Source material »
___

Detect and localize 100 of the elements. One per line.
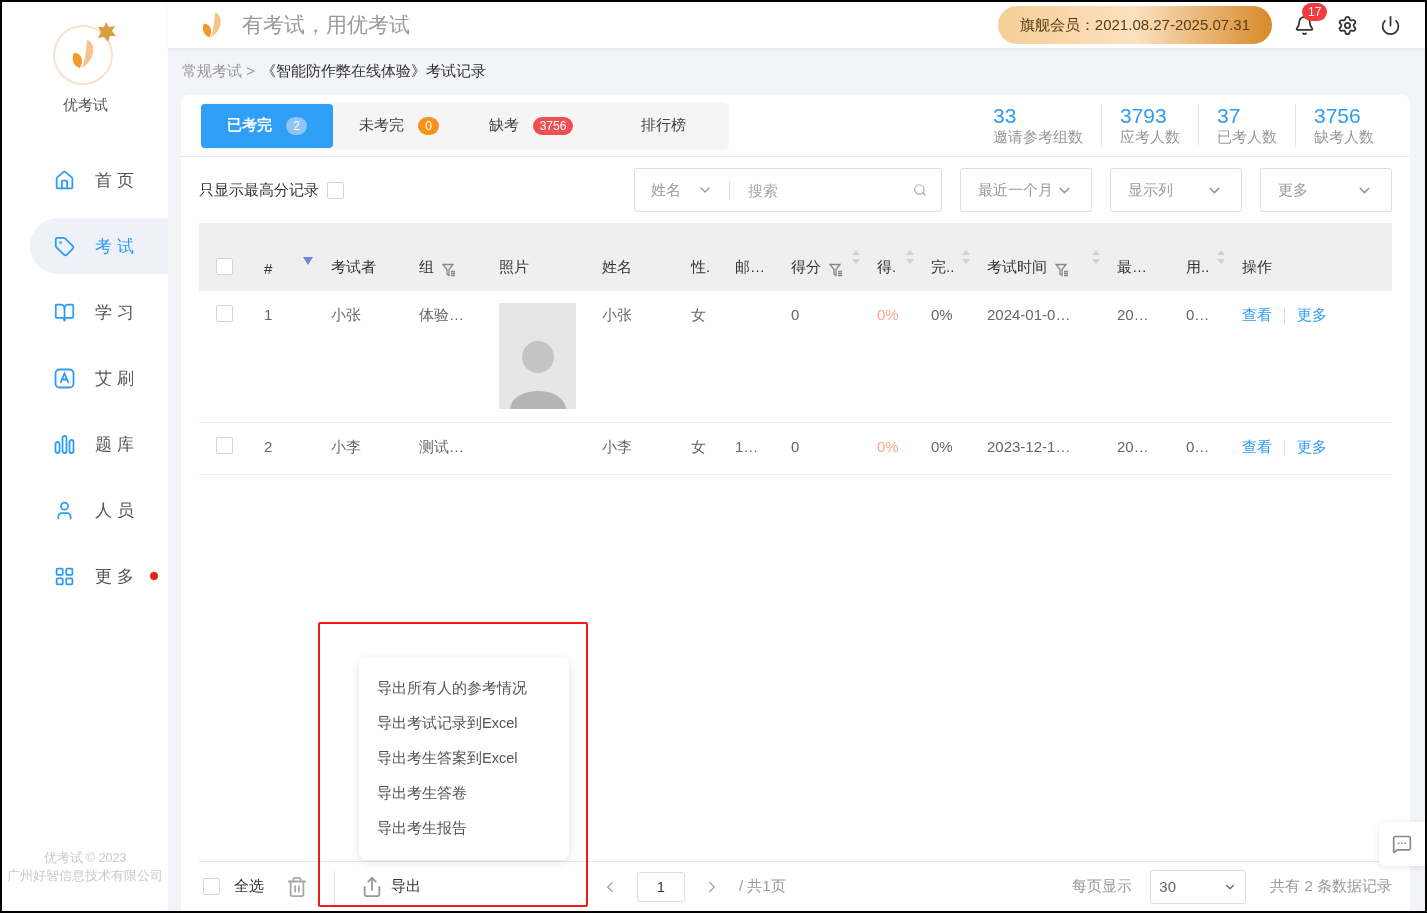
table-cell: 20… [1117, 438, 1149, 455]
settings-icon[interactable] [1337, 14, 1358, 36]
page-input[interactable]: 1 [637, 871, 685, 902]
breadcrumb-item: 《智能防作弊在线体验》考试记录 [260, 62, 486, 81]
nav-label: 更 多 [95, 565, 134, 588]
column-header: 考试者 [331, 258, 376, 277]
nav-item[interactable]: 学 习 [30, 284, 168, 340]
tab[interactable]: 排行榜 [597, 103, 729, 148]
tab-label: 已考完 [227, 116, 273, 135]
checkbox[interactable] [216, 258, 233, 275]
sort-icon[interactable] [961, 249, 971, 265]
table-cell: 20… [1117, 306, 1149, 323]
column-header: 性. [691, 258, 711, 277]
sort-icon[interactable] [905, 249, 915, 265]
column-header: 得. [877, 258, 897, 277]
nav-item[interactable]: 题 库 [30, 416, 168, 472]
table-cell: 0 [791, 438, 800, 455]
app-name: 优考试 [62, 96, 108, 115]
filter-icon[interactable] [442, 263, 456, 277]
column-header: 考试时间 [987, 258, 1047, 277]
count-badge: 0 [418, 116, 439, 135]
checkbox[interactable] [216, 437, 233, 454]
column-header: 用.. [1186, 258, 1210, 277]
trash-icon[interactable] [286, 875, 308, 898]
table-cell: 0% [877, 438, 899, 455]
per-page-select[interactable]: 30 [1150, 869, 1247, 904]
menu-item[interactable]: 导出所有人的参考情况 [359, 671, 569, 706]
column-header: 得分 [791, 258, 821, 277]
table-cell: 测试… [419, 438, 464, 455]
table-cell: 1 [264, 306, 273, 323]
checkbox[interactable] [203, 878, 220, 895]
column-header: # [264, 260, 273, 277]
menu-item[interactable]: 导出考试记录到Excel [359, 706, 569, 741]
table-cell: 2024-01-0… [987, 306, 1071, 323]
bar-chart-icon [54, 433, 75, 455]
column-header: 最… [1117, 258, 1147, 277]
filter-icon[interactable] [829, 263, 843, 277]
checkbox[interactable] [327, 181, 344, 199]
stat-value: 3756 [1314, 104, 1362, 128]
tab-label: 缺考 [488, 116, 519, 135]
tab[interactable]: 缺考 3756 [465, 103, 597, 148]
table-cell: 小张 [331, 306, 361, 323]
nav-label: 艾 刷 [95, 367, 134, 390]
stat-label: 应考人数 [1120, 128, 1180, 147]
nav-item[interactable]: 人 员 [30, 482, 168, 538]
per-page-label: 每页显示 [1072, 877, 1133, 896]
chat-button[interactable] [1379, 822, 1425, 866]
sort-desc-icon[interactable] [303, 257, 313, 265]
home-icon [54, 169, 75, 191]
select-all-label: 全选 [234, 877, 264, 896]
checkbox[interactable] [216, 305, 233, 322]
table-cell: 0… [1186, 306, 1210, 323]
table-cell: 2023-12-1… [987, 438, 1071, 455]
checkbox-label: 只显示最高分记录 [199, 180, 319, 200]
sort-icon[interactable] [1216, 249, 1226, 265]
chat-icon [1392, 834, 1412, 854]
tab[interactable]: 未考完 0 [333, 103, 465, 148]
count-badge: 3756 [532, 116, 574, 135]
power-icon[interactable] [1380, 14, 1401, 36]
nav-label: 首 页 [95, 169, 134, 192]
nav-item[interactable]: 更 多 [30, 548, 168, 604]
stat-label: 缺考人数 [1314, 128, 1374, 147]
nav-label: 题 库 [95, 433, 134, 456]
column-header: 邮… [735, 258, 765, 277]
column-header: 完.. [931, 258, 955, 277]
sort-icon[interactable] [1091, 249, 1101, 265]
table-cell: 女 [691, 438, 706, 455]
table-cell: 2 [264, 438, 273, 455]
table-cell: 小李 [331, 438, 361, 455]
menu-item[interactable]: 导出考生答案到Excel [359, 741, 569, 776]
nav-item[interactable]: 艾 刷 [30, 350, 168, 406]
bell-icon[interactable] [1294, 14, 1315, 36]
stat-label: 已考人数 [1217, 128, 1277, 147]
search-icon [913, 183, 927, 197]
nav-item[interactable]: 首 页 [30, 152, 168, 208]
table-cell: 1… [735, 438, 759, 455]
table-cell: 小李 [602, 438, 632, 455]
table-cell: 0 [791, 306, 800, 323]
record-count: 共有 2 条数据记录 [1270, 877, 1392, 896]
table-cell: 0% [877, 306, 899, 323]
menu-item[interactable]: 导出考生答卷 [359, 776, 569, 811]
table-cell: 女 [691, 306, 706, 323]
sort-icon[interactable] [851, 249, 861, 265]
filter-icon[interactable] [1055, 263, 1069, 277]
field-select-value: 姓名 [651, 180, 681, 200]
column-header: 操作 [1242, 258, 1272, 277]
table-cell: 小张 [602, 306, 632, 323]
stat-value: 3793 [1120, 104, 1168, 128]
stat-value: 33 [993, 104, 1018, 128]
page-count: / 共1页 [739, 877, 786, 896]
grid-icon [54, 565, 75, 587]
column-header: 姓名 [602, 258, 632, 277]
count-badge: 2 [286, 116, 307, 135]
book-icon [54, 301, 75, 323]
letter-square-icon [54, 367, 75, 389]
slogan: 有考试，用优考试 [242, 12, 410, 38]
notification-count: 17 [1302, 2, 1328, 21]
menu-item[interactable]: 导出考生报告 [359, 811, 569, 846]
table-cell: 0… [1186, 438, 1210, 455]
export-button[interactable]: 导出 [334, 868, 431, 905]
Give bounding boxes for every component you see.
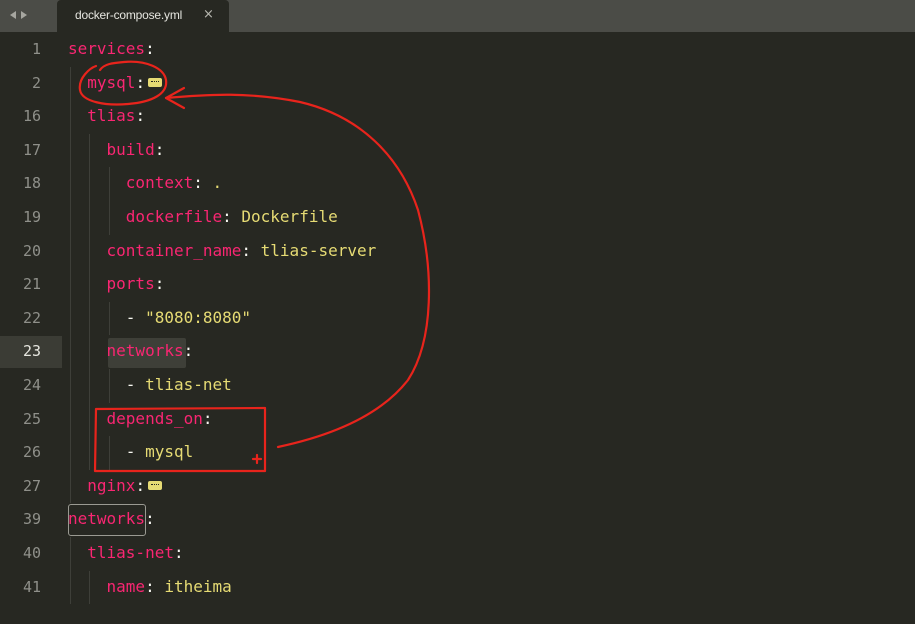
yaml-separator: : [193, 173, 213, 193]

___

Job » Copy out the entire listing above word for word, leaving out the pictures.

Expected answer »
Detect and localize 100 of the elements. One per line.
table-cell: 20… [1117, 438, 1149, 455]
settings-icon[interactable] [1337, 14, 1358, 36]
page-input[interactable]: 1 [637, 871, 685, 902]
breadcrumb-item: 《智能防作弊在线体验》考试记录 [260, 62, 486, 81]
nav-label: 更 多 [95, 565, 134, 588]
column-header: 考试者 [331, 258, 376, 277]
nav-item[interactable]: 学 习 [30, 284, 168, 340]
tab[interactable]: 排行榜 [597, 103, 729, 148]
tab-label: 已考完 [227, 116, 273, 135]
checkbox[interactable] [216, 258, 233, 275]
sort-icon[interactable] [961, 249, 971, 265]
table-cell: 20… [1117, 306, 1149, 323]
column-header: 性. [691, 258, 711, 277]
sort-icon[interactable] [905, 249, 915, 265]
column-header: 得. [877, 258, 897, 277]
nav-item[interactable]: 题 库 [30, 416, 168, 472]
table-cell: 0 [791, 438, 800, 455]
app-name: 优考试 [62, 96, 108, 115]
filter-icon[interactable] [442, 263, 456, 277]
column-header: 考试时间 [987, 258, 1047, 277]
count-badge: 0 [418, 116, 439, 135]
checkbox[interactable] [216, 437, 233, 454]
column-header: 用.. [1186, 258, 1210, 277]
trash-icon[interactable] [286, 875, 308, 898]
table-cell: 0% [877, 438, 899, 455]
per-page-select[interactable]: 30 [1150, 869, 1247, 904]
menu-item[interactable]: 导出所有人的参考情况 [359, 671, 569, 706]
column-header: 得分 [791, 258, 821, 277]
table-cell: 测试… [419, 438, 464, 455]
table-cell: 1 [264, 306, 273, 323]
checkbox[interactable] [203, 878, 220, 895]
column-header: # [264, 260, 273, 277]
menu-item[interactable]: 导出考试记录到Excel [359, 706, 569, 741]
table-cell: 2024-01-0… [987, 306, 1071, 323]
bar-chart-icon [54, 433, 75, 455]
column-header: 最… [1117, 258, 1147, 277]
filter-icon[interactable] [829, 263, 843, 277]
checkbox[interactable] [327, 181, 344, 199]
stat-value: 3756 [1314, 104, 1362, 128]
tab-label: 缺考 [488, 116, 519, 135]
tab[interactable]: 缺考 3756 [465, 103, 597, 148]
table-cell: 小张 [331, 306, 361, 323]
nav-label: 艾 刷 [95, 367, 134, 390]
stat-label: 应考人数 [1120, 128, 1180, 147]
nav-item[interactable]: 人 员 [30, 482, 168, 538]
per-page-label: 每页显示 [1072, 877, 1133, 896]
chat-button[interactable] [1379, 822, 1425, 866]
sort-desc-icon[interactable] [303, 257, 313, 265]
home-icon [54, 169, 75, 191]
select-all-label: 全选 [234, 877, 264, 896]
checkbox[interactable] [216, 305, 233, 322]
table-cell: 0… [1186, 306, 1210, 323]
table-cell: 2023-12-1… [987, 438, 1071, 455]
checkbox-label: 只显示最高分记录 [199, 180, 319, 200]
sort-icon[interactable] [1216, 249, 1226, 265]
chat-icon [1392, 834, 1412, 854]
tab[interactable]: 未考完 0 [333, 103, 465, 148]
count-badge: 3756 [532, 116, 574, 135]
power-icon[interactable] [1380, 14, 1401, 36]
nav-label: 首 页 [95, 169, 134, 192]
nav-item[interactable]: 更 多 [30, 548, 168, 604]
stat-label: 缺考人数 [1314, 128, 1374, 147]
nav-label: 题 库 [95, 433, 134, 456]
column-header: 邮… [735, 258, 765, 277]
column-header: 完.. [931, 258, 955, 277]
sort-icon[interactable] [1091, 249, 1101, 265]
table-cell: 女 [691, 438, 706, 455]
table-cell: 2 [264, 438, 273, 455]
table-cell: 小李 [331, 438, 361, 455]
menu-item[interactable]: 导出考生答案到Excel [359, 741, 569, 776]
nav-item[interactable]: 艾 刷 [30, 350, 168, 406]
bell-icon[interactable] [1294, 14, 1315, 36]
stat-label: 已考人数 [1217, 128, 1277, 147]
search-icon [913, 183, 927, 197]
nav-item[interactable]: 首 页 [30, 152, 168, 208]
table-cell: 1… [735, 438, 759, 455]
table-cell: 小李 [602, 438, 632, 455]
table-cell: 0 [791, 306, 800, 323]
record-count: 共有 2 条数据记录 [1270, 877, 1392, 896]
table-cell: 0% [877, 306, 899, 323]
menu-item[interactable]: 导出考生答卷 [359, 776, 569, 811]
table-cell: 女 [691, 306, 706, 323]
sort-icon[interactable] [851, 249, 861, 265]
filter-icon[interactable] [1055, 263, 1069, 277]
field-select-value: 姓名 [651, 180, 681, 200]
column-header: 操作 [1242, 258, 1272, 277]
table-cell: 小张 [602, 306, 632, 323]
stat-value: 3793 [1120, 104, 1168, 128]
stat-value: 33 [993, 104, 1018, 128]
page-count: / 共1页 [739, 877, 786, 896]
grid-icon [54, 565, 75, 587]
column-header: 姓名 [602, 258, 632, 277]
count-badge: 2 [286, 116, 307, 135]
book-icon [54, 301, 75, 323]
letter-square-icon [54, 367, 75, 389]
slogan: 有考试，用优考试 [242, 12, 410, 38]
notification-count: 17 [1302, 2, 1328, 21]
menu-item[interactable]: 导出考生报告 [359, 811, 569, 846]
table-cell: 0… [1186, 438, 1210, 455]
export-button[interactable]: 导出 [334, 868, 431, 905]
Give bounding boxes for every component you see.
yaml-separator: : [193, 173, 213, 193]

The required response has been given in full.